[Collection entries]
------
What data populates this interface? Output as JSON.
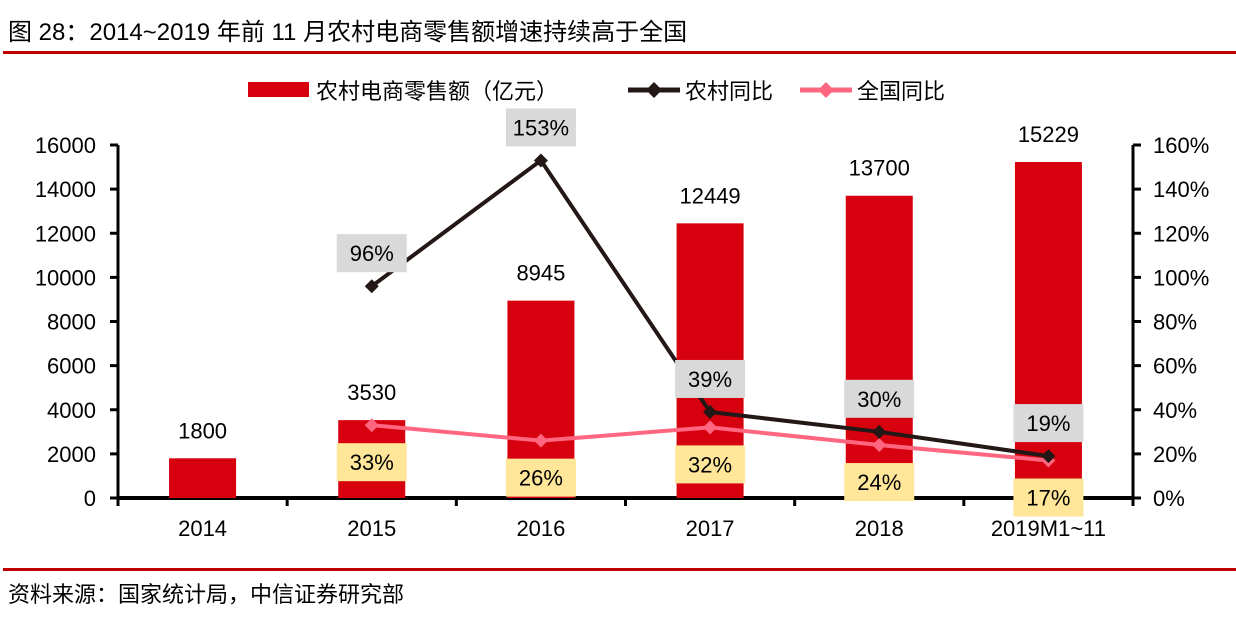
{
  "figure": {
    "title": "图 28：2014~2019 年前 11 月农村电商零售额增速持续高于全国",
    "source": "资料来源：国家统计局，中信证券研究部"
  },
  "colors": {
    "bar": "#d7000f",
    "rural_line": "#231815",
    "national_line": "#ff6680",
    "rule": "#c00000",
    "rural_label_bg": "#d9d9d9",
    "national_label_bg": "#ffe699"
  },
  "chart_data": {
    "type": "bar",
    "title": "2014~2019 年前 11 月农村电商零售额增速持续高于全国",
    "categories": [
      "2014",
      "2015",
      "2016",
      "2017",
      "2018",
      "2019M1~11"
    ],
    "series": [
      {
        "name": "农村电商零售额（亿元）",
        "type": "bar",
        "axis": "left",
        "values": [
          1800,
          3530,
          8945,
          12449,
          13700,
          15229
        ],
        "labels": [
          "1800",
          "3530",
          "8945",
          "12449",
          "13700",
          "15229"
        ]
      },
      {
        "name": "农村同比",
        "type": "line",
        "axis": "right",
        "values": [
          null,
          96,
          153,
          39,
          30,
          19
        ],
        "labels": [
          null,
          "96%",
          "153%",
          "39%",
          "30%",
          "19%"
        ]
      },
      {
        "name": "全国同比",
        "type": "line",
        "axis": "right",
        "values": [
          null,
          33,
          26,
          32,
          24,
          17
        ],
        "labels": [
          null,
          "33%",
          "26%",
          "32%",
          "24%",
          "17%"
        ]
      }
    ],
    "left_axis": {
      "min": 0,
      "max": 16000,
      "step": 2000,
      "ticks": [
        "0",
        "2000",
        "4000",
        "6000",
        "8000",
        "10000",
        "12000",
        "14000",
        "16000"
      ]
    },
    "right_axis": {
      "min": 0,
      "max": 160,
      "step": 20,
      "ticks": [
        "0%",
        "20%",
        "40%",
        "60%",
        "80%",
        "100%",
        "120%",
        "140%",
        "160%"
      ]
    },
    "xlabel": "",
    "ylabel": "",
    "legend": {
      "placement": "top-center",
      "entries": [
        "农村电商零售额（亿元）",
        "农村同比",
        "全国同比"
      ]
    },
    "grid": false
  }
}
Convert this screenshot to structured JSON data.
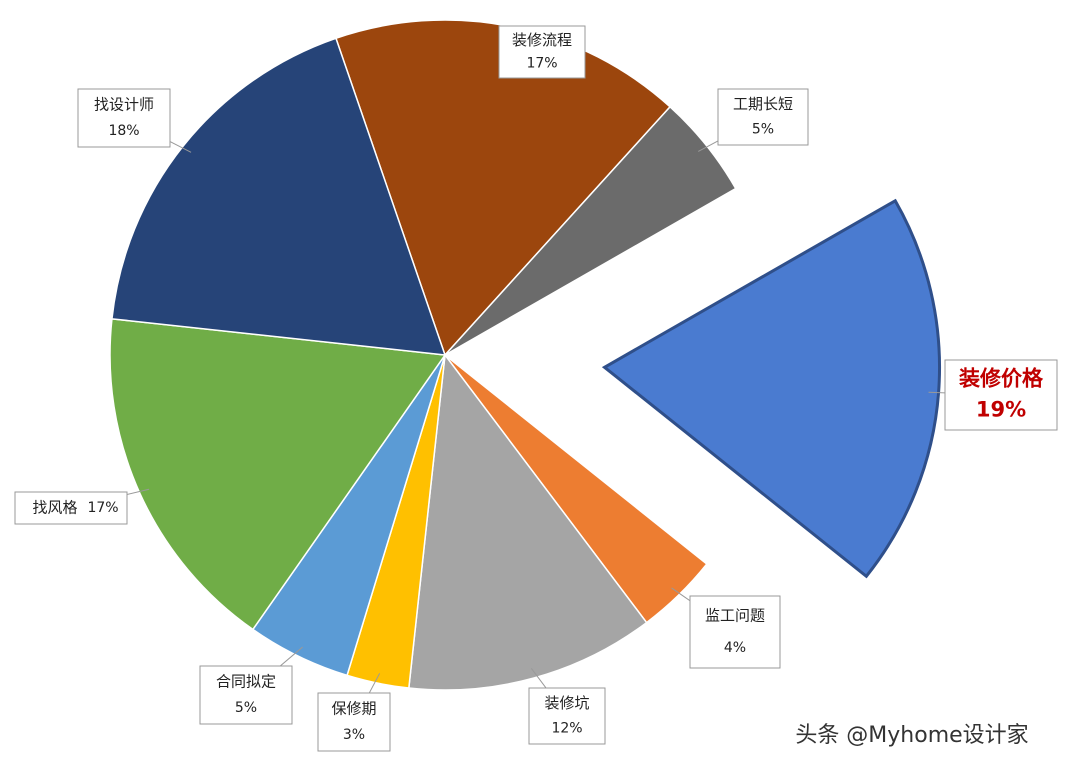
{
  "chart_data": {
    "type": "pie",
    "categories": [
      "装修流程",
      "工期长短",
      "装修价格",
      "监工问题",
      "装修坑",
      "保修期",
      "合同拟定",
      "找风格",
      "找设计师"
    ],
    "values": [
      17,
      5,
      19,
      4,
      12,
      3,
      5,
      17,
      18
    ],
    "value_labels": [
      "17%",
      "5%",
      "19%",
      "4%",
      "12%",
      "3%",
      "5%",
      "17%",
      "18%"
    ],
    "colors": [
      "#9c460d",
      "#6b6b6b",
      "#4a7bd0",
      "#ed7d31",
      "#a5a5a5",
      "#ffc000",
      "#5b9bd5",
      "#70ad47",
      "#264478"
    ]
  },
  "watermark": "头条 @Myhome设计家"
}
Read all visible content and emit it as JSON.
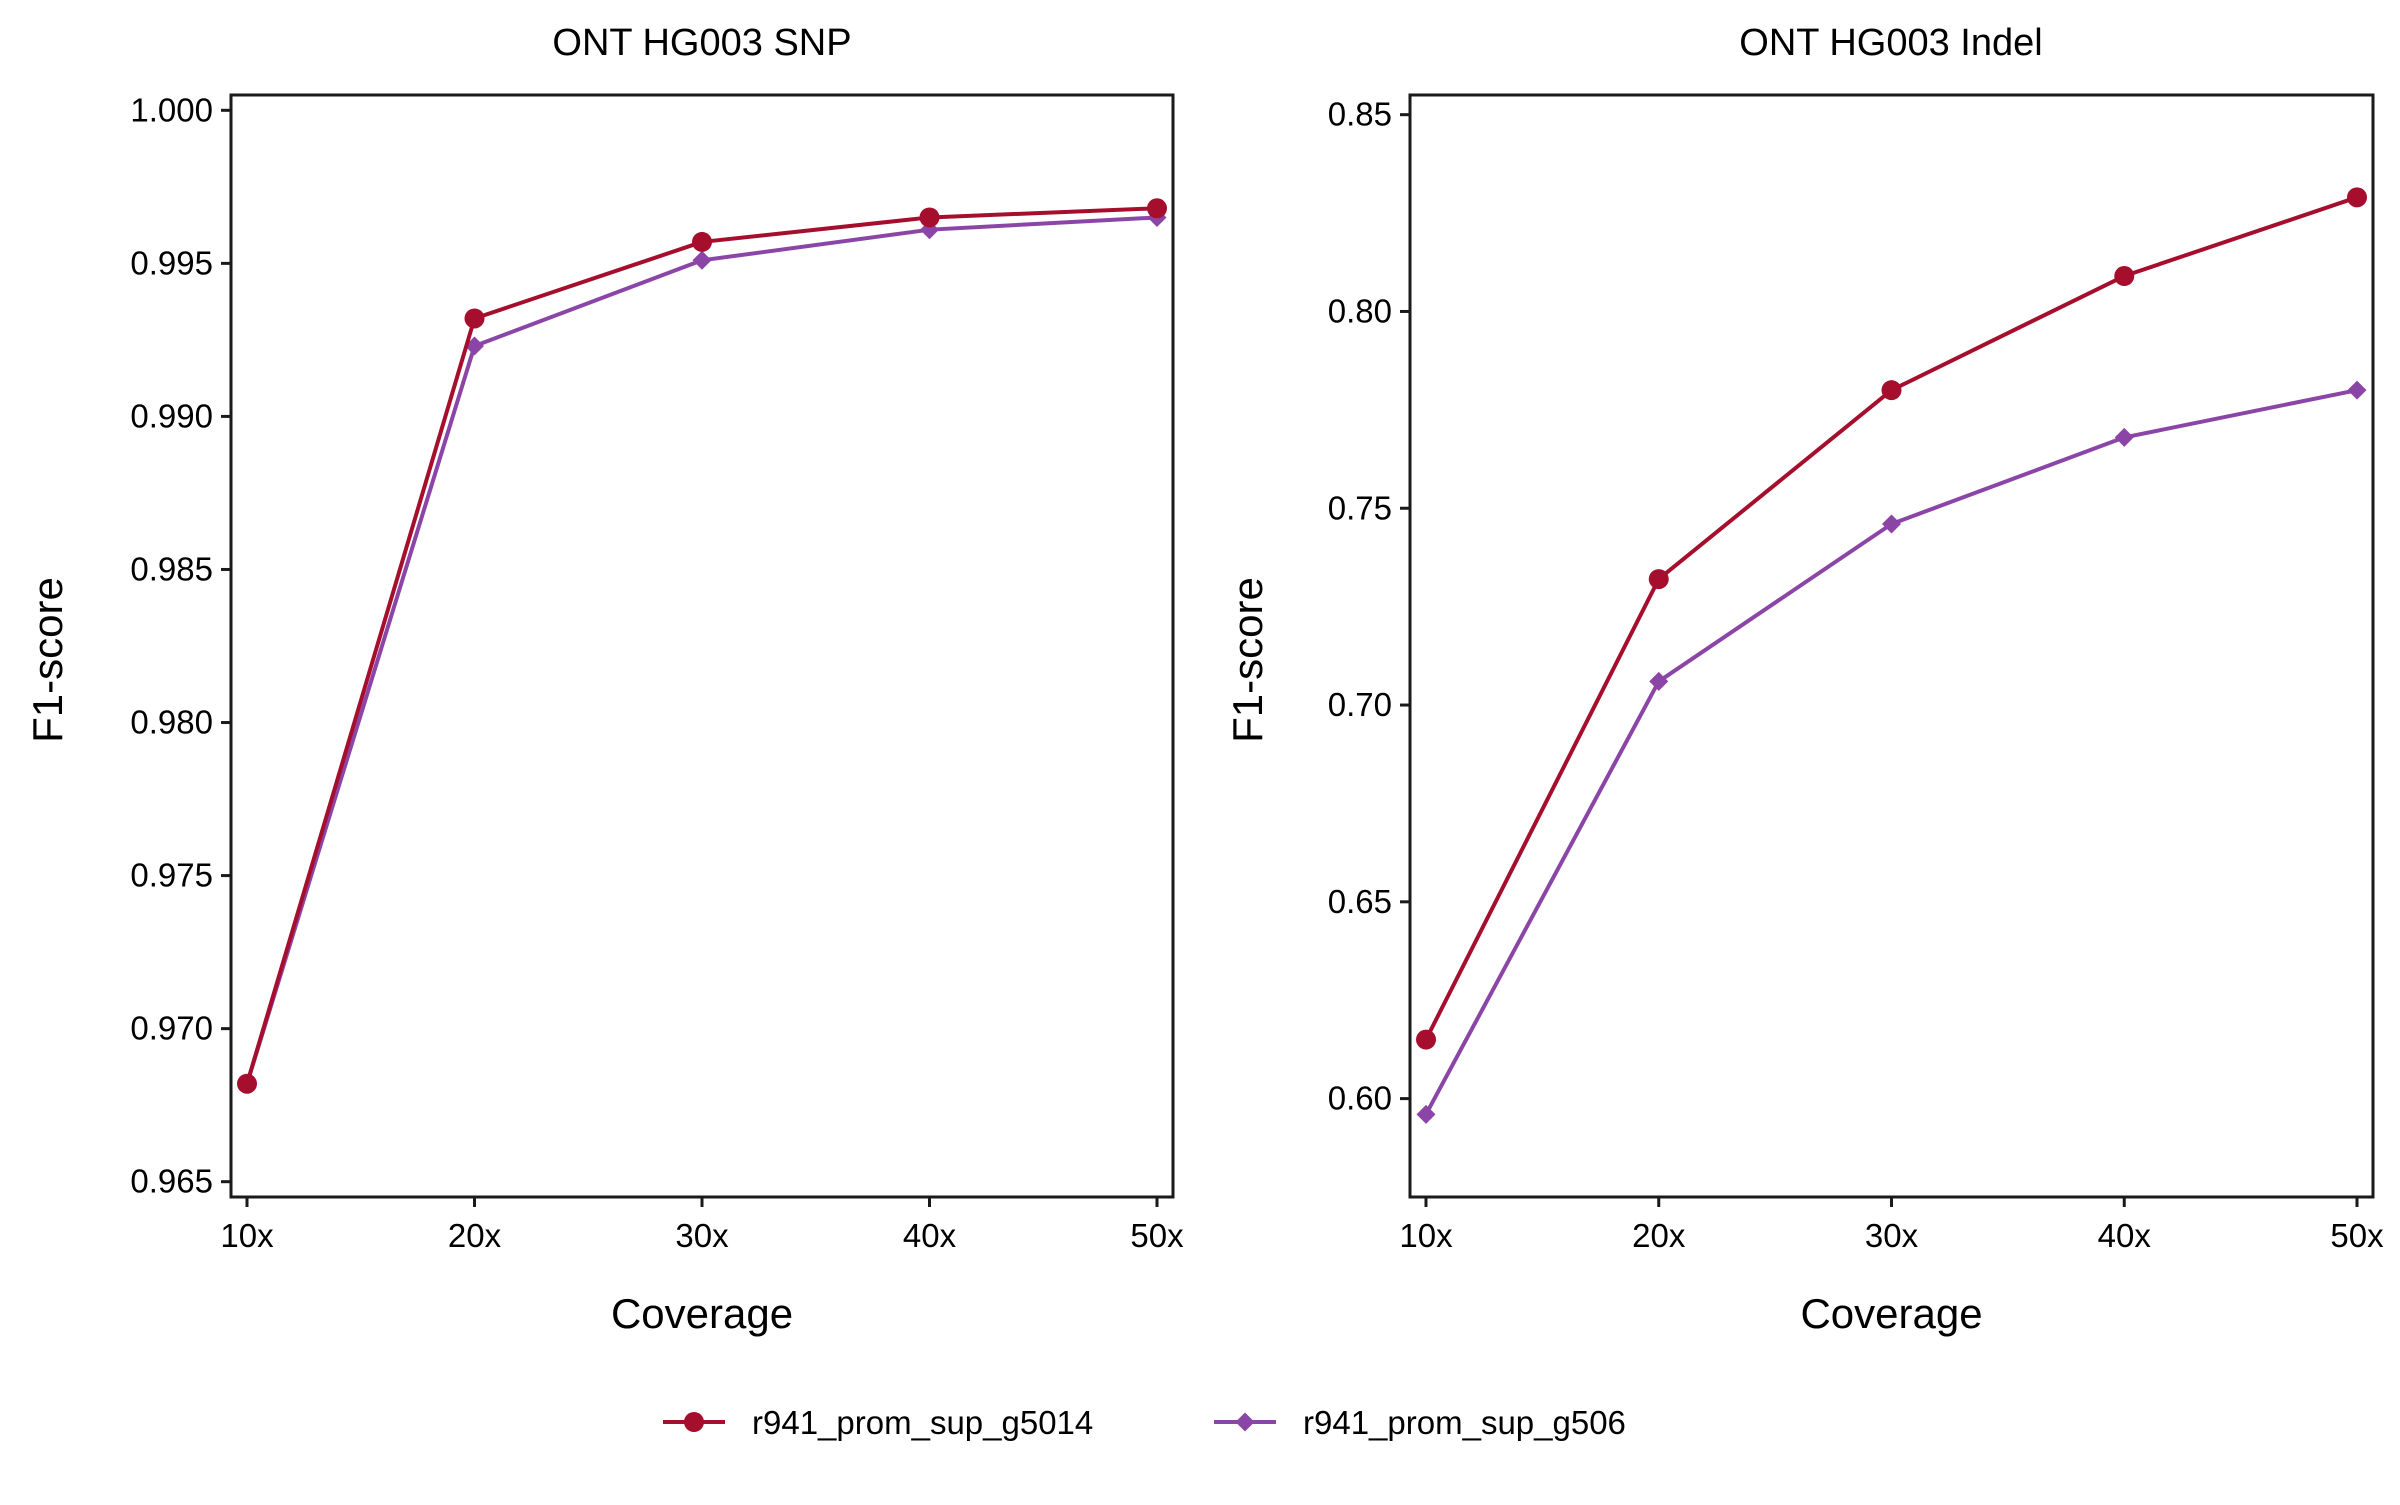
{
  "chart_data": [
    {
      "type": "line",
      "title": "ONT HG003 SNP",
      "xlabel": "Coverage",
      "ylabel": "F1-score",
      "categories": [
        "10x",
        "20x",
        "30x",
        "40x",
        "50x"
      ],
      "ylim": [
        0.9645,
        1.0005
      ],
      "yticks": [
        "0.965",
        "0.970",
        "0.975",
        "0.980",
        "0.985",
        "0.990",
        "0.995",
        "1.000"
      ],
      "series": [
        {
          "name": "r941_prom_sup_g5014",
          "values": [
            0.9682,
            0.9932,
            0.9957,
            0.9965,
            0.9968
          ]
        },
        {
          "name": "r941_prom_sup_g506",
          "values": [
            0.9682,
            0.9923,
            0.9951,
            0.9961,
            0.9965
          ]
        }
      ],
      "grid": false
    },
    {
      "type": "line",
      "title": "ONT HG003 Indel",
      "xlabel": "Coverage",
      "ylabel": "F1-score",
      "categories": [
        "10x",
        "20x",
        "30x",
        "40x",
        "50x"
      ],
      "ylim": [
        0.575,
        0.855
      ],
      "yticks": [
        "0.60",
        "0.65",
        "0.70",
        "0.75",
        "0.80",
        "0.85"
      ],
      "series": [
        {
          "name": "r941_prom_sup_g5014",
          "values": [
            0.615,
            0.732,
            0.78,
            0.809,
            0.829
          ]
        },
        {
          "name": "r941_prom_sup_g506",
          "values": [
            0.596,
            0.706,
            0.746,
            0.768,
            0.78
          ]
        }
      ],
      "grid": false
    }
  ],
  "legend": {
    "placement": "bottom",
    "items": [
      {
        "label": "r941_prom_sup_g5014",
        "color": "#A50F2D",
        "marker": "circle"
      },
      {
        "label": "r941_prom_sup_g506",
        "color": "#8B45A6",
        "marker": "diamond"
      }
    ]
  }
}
------
Retype each line of the listing above word for word. Exclude the pictures.

What data populates this interface? Output as JSON.
{
  "figure": {
    "title": "图 28：2014~2019 年前 11 月农村电商零售额增速持续高于全国",
    "source": "资料来源：国家统计局，中信证券研究部"
  },
  "colors": {
    "bar": "#d7000f",
    "rural_line": "#231815",
    "national_line": "#ff6680",
    "rule": "#c00000",
    "rural_label_bg": "#d9d9d9",
    "national_label_bg": "#ffe699"
  },
  "chart_data": {
    "type": "bar",
    "title": "2014~2019 年前 11 月农村电商零售额增速持续高于全国",
    "categories": [
      "2014",
      "2015",
      "2016",
      "2017",
      "2018",
      "2019M1~11"
    ],
    "series": [
      {
        "name": "农村电商零售额（亿元）",
        "type": "bar",
        "axis": "left",
        "values": [
          1800,
          3530,
          8945,
          12449,
          13700,
          15229
        ],
        "labels": [
          "1800",
          "3530",
          "8945",
          "12449",
          "13700",
          "15229"
        ]
      },
      {
        "name": "农村同比",
        "type": "line",
        "axis": "right",
        "values": [
          null,
          96,
          153,
          39,
          30,
          19
        ],
        "labels": [
          null,
          "96%",
          "153%",
          "39%",
          "30%",
          "19%"
        ]
      },
      {
        "name": "全国同比",
        "type": "line",
        "axis": "right",
        "values": [
          null,
          33,
          26,
          32,
          24,
          17
        ],
        "labels": [
          null,
          "33%",
          "26%",
          "32%",
          "24%",
          "17%"
        ]
      }
    ],
    "left_axis": {
      "min": 0,
      "max": 16000,
      "step": 2000,
      "ticks": [
        "0",
        "2000",
        "4000",
        "6000",
        "8000",
        "10000",
        "12000",
        "14000",
        "16000"
      ]
    },
    "right_axis": {
      "min": 0,
      "max": 160,
      "step": 20,
      "ticks": [
        "0%",
        "20%",
        "40%",
        "60%",
        "80%",
        "100%",
        "120%",
        "140%",
        "160%"
      ]
    },
    "xlabel": "",
    "ylabel": "",
    "legend": {
      "placement": "top-center",
      "entries": [
        "农村电商零售额（亿元）",
        "农村同比",
        "全国同比"
      ]
    },
    "grid": false
  }
}
Convert this screenshot to structured JSON data.
{
  "chart_data": {
    "type": "pie",
    "categories": [
      "装修流程",
      "工期长短",
      "装修价格",
      "监工问题",
      "装修坑",
      "保修期",
      "合同拟定",
      "找风格",
      "找设计师"
    ],
    "values": [
      17,
      5,
      19,
      4,
      12,
      3,
      5,
      17,
      18
    ],
    "value_labels": [
      "17%",
      "5%",
      "19%",
      "4%",
      "12%",
      "3%",
      "5%",
      "17%",
      "18%"
    ],
    "colors": [
      "#9c460d",
      "#6b6b6b",
      "#4a7bd0",
      "#ed7d31",
      "#a5a5a5",
      "#ffc000",
      "#5b9bd5",
      "#70ad47",
      "#264478"
    ]
  },
  "watermark": "头条 @Myhome设计家"
}
Read all visible content and emit it as JSON.
{
  "chart_data": [
    {
      "type": "line",
      "title": "ONT HG003 SNP",
      "xlabel": "Coverage",
      "ylabel": "F1-score",
      "categories": [
        "10x",
        "20x",
        "30x",
        "40x",
        "50x"
      ],
      "ylim": [
        0.9645,
        1.0005
      ],
      "yticks": [
        "0.965",
        "0.970",
        "0.975",
        "0.980",
        "0.985",
        "0.990",
        "0.995",
        "1.000"
      ],
      "series": [
        {
          "name": "r941_prom_sup_g5014",
          "values": [
            0.9682,
            0.9932,
            0.9957,
            0.9965,
            0.9968
          ]
        },
        {
          "name": "r941_prom_sup_g506",
          "values": [
            0.9682,
            0.9923,
            0.9951,
            0.9961,
            0.9965
          ]
        }
      ],
      "grid": false
    },
    {
      "type": "line",
      "title": "ONT HG003 Indel",
      "xlabel": "Coverage",
      "ylabel": "F1-score",
      "categories": [
        "10x",
        "20x",
        "30x",
        "40x",
        "50x"
      ],
      "ylim": [
        0.575,
        0.855
      ],
      "yticks": [
        "0.60",
        "0.65",
        "0.70",
        "0.75",
        "0.80",
        "0.85"
      ],
      "series": [
        {
          "name": "r941_prom_sup_g5014",
          "values": [
            0.615,
            0.732,
            0.78,
            0.809,
            0.829
          ]
        },
        {
          "name": "r941_prom_sup_g506",
          "values": [
            0.596,
            0.706,
            0.746,
            0.768,
            0.78
          ]
        }
      ],
      "grid": false
    }
  ],
  "legend": {
    "placement": "bottom",
    "items": [
      {
        "label": "r941_prom_sup_g5014",
        "color": "#A50F2D",
        "marker": "circle"
      },
      {
        "label": "r941_prom_sup_g506",
        "color": "#8B45A6",
        "marker": "diamond"
      }
    ]
  }
}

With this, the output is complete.